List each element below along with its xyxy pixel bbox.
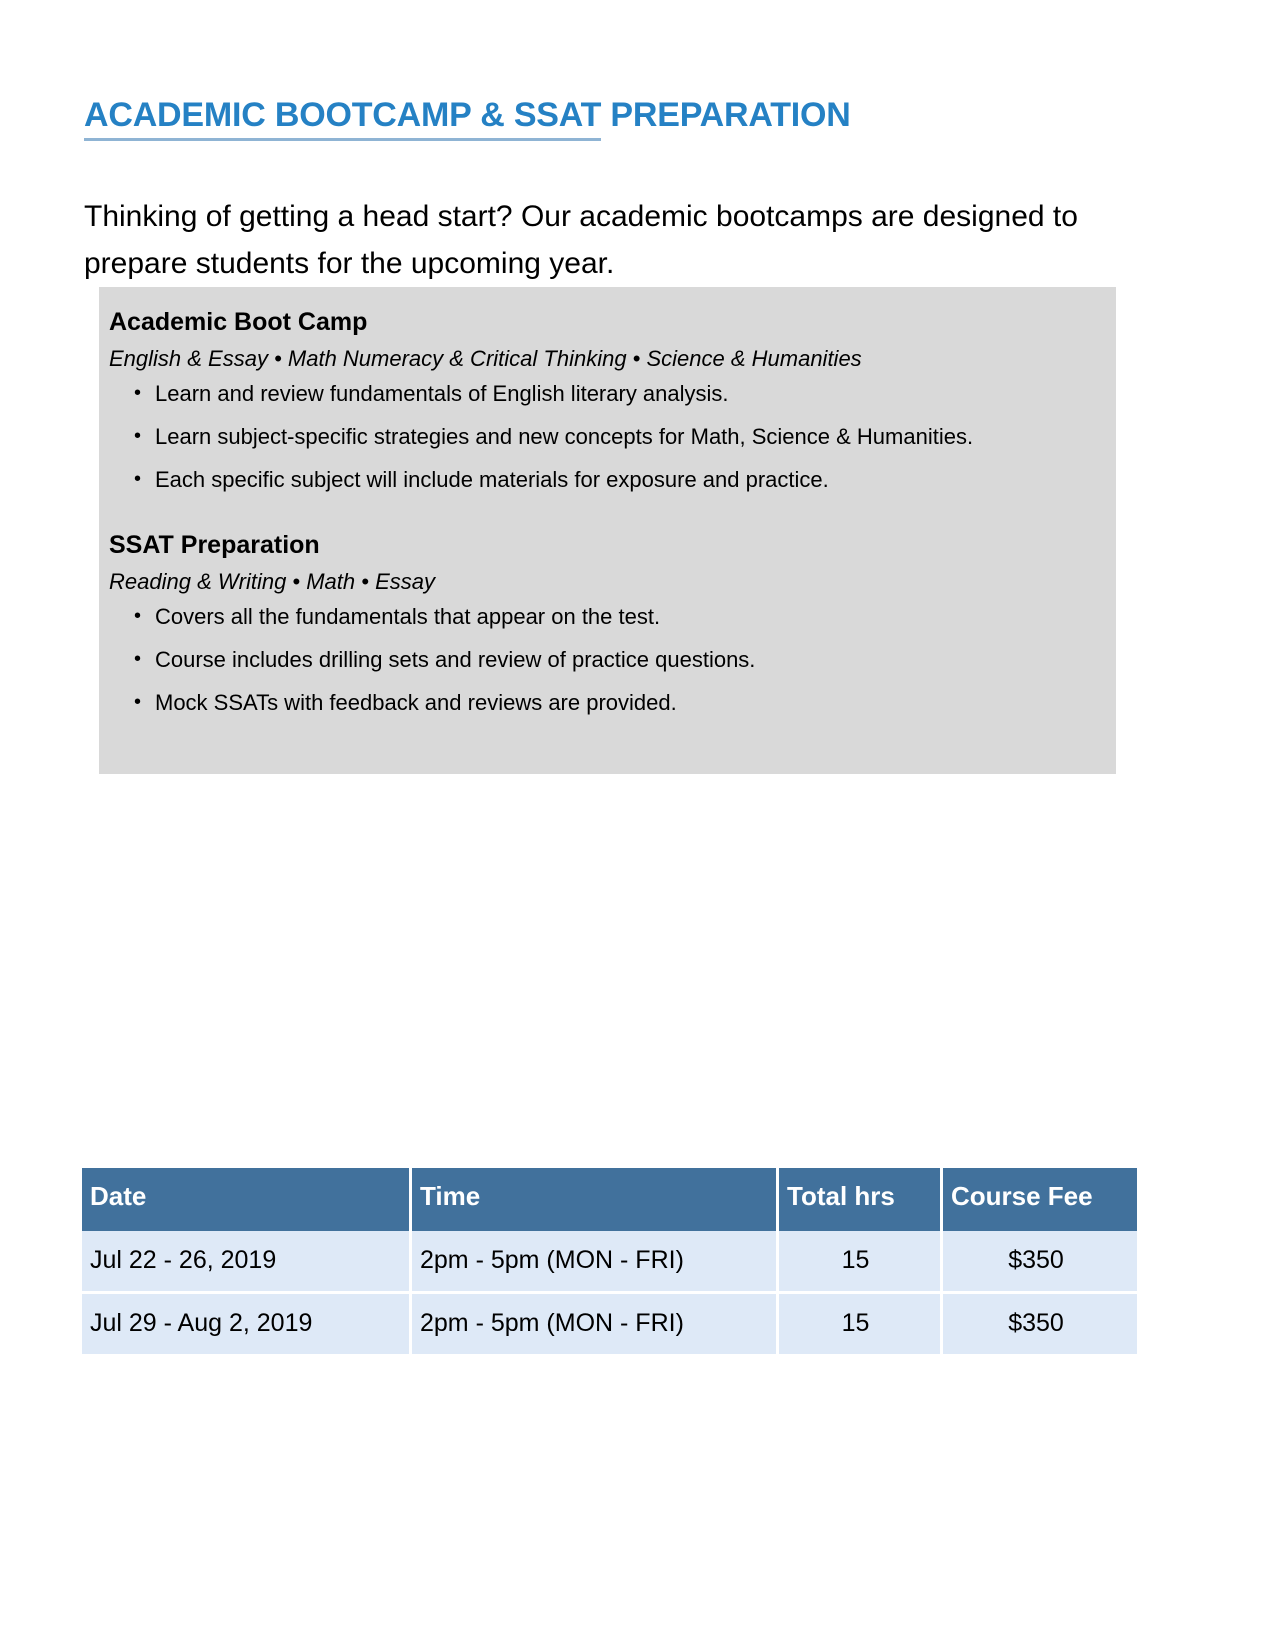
column-header-time: Time (412, 1168, 779, 1231)
section-heading: Academic Boot Camp (109, 305, 1098, 339)
cell-time: 2pm - 5pm (MON - FRI) (412, 1294, 779, 1354)
list-item-text: Each specific subject will include mater… (155, 467, 829, 492)
page-title-wrap: ACADEMIC BOOTCAMP & SSAT PREPARATION (84, 95, 1104, 135)
list-item: • Learn and review fundamentals of Engli… (104, 380, 1098, 408)
list-item: • Each specific subject will include mat… (104, 466, 1098, 494)
section-subheading: Reading & Writing • Math • Essay (109, 566, 1098, 597)
bullet-glyph-icon: • (134, 645, 141, 673)
list-item-text: Mock SSATs with feedback and reviews are… (155, 690, 677, 715)
section-bullet-list: • Learn and review fundamentals of Engli… (104, 380, 1098, 494)
program-details-panel: Academic Boot Camp English & Essay • Mat… (99, 287, 1116, 774)
bullet-glyph-icon: • (134, 422, 141, 450)
panel-inner: Academic Boot Camp English & Essay • Mat… (99, 305, 1116, 717)
table-row: Jul 29 - Aug 2, 2019 2pm - 5pm (MON - FR… (82, 1294, 1137, 1354)
table-row: Jul 22 - 26, 2019 2pm - 5pm (MON - FRI) … (82, 1231, 1137, 1294)
section-subheading: English & Essay • Math Numeracy & Critic… (109, 343, 1098, 374)
cell-total-hrs: 15 (779, 1294, 943, 1354)
section-divider-space (104, 494, 1098, 524)
bullet-glyph-icon: • (134, 379, 141, 407)
section-ssat-preparation: SSAT Preparation Reading & Writing • Mat… (104, 528, 1098, 717)
list-item-text: Course includes drilling sets and review… (155, 647, 755, 672)
list-item: • Covers all the fundamentals that appea… (104, 603, 1098, 631)
intro-paragraph: Thinking of getting a head start? Our ac… (84, 193, 1134, 287)
page-title-remainder: PREPARATION (601, 96, 850, 134)
page-title: ACADEMIC BOOTCAMP & SSAT PREPARATION (84, 95, 851, 135)
cell-date: Jul 29 - Aug 2, 2019 (82, 1294, 412, 1354)
column-header-total-hrs: Total hrs (779, 1168, 943, 1231)
list-item: • Mock SSATs with feedback and reviews a… (104, 689, 1098, 717)
list-item-text: Learn subject-specific strategies and ne… (155, 424, 973, 449)
section-academic-boot-camp: Academic Boot Camp English & Essay • Mat… (104, 305, 1098, 494)
column-header-course-fee: Course Fee (943, 1168, 1137, 1231)
cell-date: Jul 22 - 26, 2019 (82, 1231, 412, 1294)
schedule-table-body: Jul 22 - 26, 2019 2pm - 5pm (MON - FRI) … (82, 1231, 1137, 1354)
section-heading: SSAT Preparation (109, 528, 1098, 562)
bullet-glyph-icon: • (134, 688, 141, 716)
list-item: • Learn subject-specific strategies and … (104, 423, 1098, 451)
cell-total-hrs: 15 (779, 1231, 943, 1294)
bullet-glyph-icon: • (134, 465, 141, 493)
section-bullet-list: • Covers all the fundamentals that appea… (104, 603, 1098, 717)
cell-time: 2pm - 5pm (MON - FRI) (412, 1231, 779, 1294)
schedule-table: Date Time Total hrs Course Fee Jul 22 - … (82, 1168, 1137, 1354)
cell-course-fee: $350 (943, 1231, 1137, 1294)
bullet-glyph-icon: • (134, 602, 141, 630)
schedule-table-head: Date Time Total hrs Course Fee (82, 1168, 1137, 1231)
cell-course-fee: $350 (943, 1294, 1137, 1354)
column-header-date: Date (82, 1168, 412, 1231)
list-item: • Course includes drilling sets and revi… (104, 646, 1098, 674)
list-item-text: Covers all the fundamentals that appear … (155, 604, 660, 629)
document-page: ACADEMIC BOOTCAMP & SSAT PREPARATION Thi… (0, 0, 1275, 1650)
table-header-row: Date Time Total hrs Course Fee (82, 1168, 1137, 1231)
page-title-underlined-part: ACADEMIC BOOTCAMP & SSAT (84, 96, 601, 141)
list-item-text: Learn and review fundamentals of English… (155, 381, 729, 406)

_ _ _ _ _

Please return the items exactly as they appear, starting with the line that contains "column-header-time: Time (412, 1168, 779, 1231)" and going on through the line that contains "section-ssat-preparation: SSAT Preparation", both included.

column-header-time: Time (412, 1168, 779, 1231)
section-heading: Academic Boot Camp (109, 305, 1098, 339)
cell-time: 2pm - 5pm (MON - FRI) (412, 1294, 779, 1354)
list-item-text: Each specific subject will include mater… (155, 467, 829, 492)
page-title-wrap: ACADEMIC BOOTCAMP & SSAT PREPARATION (84, 95, 1104, 135)
list-item: • Learn and review fundamentals of Engli… (104, 380, 1098, 408)
list-item: • Each specific subject will include mat… (104, 466, 1098, 494)
section-subheading: Reading & Writing • Math • Essay (109, 566, 1098, 597)
bullet-glyph-icon: • (134, 645, 141, 673)
list-item-text: Mock SSATs with feedback and reviews are… (155, 690, 677, 715)
section-bullet-list: • Learn and review fundamentals of Engli… (104, 380, 1098, 494)
program-details-panel: Academic Boot Camp English & Essay • Mat… (99, 287, 1116, 774)
bullet-glyph-icon: • (134, 422, 141, 450)
panel-inner: Academic Boot Camp English & Essay • Mat… (99, 305, 1116, 717)
table-row: Jul 29 - Aug 2, 2019 2pm - 5pm (MON - FR… (82, 1294, 1137, 1354)
table-row: Jul 22 - 26, 2019 2pm - 5pm (MON - FRI) … (82, 1231, 1137, 1294)
section-subheading: English & Essay • Math Numeracy & Critic… (109, 343, 1098, 374)
cell-total-hrs: 15 (779, 1294, 943, 1354)
section-divider-space (104, 494, 1098, 524)
bullet-glyph-icon: • (134, 379, 141, 407)
section-ssat-preparation: SSAT Preparation Reading & Writing • Mat… (104, 528, 1098, 717)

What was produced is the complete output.